**STORED ROWS**.

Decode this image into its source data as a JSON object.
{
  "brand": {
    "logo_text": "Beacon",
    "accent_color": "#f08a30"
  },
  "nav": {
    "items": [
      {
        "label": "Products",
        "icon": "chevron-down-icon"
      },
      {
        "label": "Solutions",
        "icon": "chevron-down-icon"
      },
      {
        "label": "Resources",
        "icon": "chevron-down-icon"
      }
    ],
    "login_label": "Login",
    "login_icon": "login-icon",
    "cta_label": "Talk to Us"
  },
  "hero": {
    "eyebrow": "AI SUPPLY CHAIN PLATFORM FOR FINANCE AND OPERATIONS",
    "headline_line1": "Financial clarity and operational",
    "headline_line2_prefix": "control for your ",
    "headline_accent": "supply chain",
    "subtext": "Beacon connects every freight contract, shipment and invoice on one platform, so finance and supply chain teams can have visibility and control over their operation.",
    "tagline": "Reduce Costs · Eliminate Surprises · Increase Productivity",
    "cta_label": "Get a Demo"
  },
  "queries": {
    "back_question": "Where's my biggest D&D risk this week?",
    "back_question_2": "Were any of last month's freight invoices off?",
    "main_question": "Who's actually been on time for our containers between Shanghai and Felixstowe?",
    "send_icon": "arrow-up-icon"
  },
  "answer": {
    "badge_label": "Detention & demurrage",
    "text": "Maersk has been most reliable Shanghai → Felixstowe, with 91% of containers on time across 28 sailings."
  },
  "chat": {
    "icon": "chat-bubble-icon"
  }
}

**STATED PROBLEM**. Copy all lines from the material that contain "Shanghai".

**ANSWER TO THE EXERCISE**.
    "main_question": "Who's actually been on time for our containers between Shanghai and Felixstowe?",
    "text": "Maersk has been most reliable Shanghai → Felixstowe, with 91% of containers on time across 28 sailings."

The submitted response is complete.